[GIVEN INSTRUCTION] All lines holding the string "妇产科医师" are to be shown.

[DATASET RECORDS]
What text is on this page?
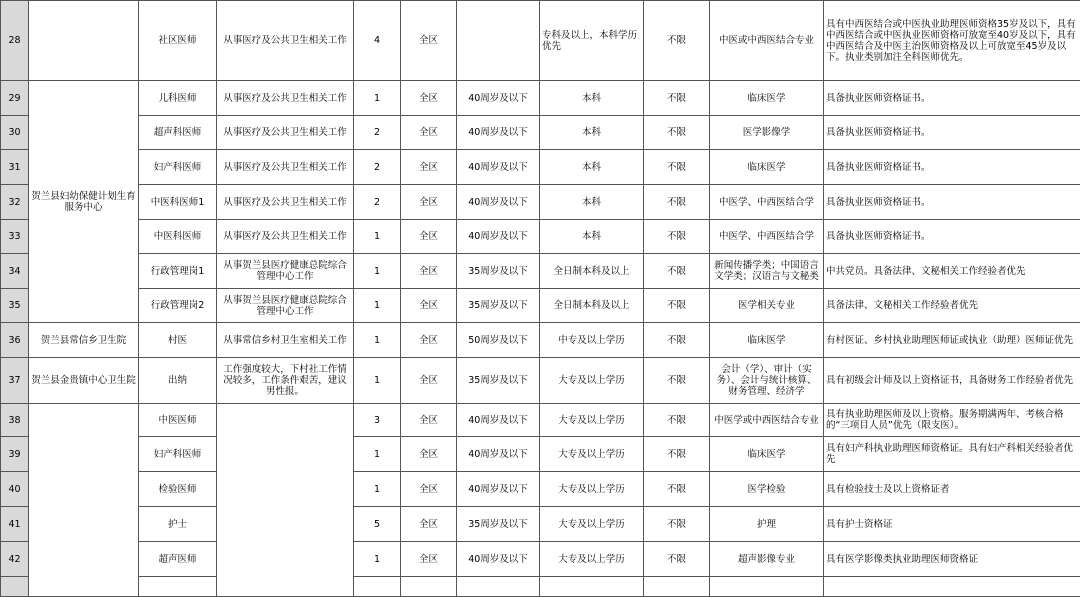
28		社区医师	从事医疗及公共卫生相关工作	4	全区		专科及以上，本科学历优先	不限	中医或中西医结合专业	具有中西医结合或中医执业助理医师资格35岁及以下，具有中西医结合或中医执业医师资格可放宽至40岁及以下，具有中西医结合及中医主治医师资格及以上可放宽至45岁及以下。执业类别加注全科医师优先。
29	贺兰县妇幼保健计划生育服务中心	儿科医师	从事医疗及公共卫生相关工作	1	全区	40周岁及以下	本科	不限	临床医学	具备执业医师资格证书。
30		超声科医师	从事医疗及公共卫生相关工作	2	全区	40周岁及以下	本科	不限	医学影像学	具备执业医师资格证书。
31		妇产科医师	从事医疗及公共卫生相关工作	2	全区	40周岁及以下	本科	不限	临床医学	具备执业医师资格证书。
32		中医科医师1	从事医疗及公共卫生相关工作	2	全区	40周岁及以下	本科	不限	中医学、中西医结合学	具备执业医师资格证书。
33		中医科医师	从事医疗及公共卫生相关工作	1	全区	40周岁及以下	本科	不限	中医学、中西医结合学	具备执业医师资格证书。
34		行政管理岗1	从事贺兰县医疗健康总院综合管理中心工作	1	全区	35周岁及以下	全日制本科及以上	不限	新闻传播学类；中国语言文学类；汉语言与文秘类	中共党员。具备法律、文秘相关工作经验者优先
35		行政管理岗2	从事贺兰县医疗健康总院综合管理中心工作	1	全区	35周岁及以下	全日制本科及以上	不限	医学相关专业	具备法律、文秘相关工作经验者优先
36	贺兰县常信乡卫生院	村医	从事常信乡村卫生室相关工作	1	全区	50周岁及以下	中专及以上学历	不限	临床医学	有村医证、乡村执业助理医师证或执业（助理）医师证优先
37	贺兰县金贵镇中心卫生院	出纳	工作强度较大，下村社工作情况较多，工作条件艰苦，建议男性报。	1	全区	35周岁及以下	大专及以上学历	不限	会计（学）、审计（实务）、会计与统计核算、财务管理、经济学	具有初级会计师及以上资格证书，具备财务工作经验者优先
38		中医医师		3	全区	40周岁及以下	大专及以上学历	不限	中医学或中西医结合专业	具有执业助理医师及以上资格。服务期满两年、考核合格的“三项目人员”优先（限支医）。
39		妇产科医师		1	全区	40周岁及以下	大专及以上学历	不限	临床医学	具有妇产科执业助理医师资格证。具有妇产科相关经验者优先
40		检验医师		1	全区	40周岁及以下	大专及以上学历	不限	医学检验	具有检验技士及以上资格证者
41		护士		5	全区	35周岁及以下	大专及以上学历	不限	护理	具有护士资格证
42		超声医师		1	全区	40周岁及以下	大专及以上学历	不限	超声影像专业	具有医学影像类执业助理医师资格证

[THE REPLY]
31		妇产科医师	从事医疗及公共卫生相关工作	2	全区	40周岁及以下	本科	不限	临床医学	具备执业医师资格证书。
39		妇产科医师		1	全区	40周岁及以下	大专及以上学历	不限	临床医学	具有妇产科执业助理医师资格证。具有妇产科相关经验者优先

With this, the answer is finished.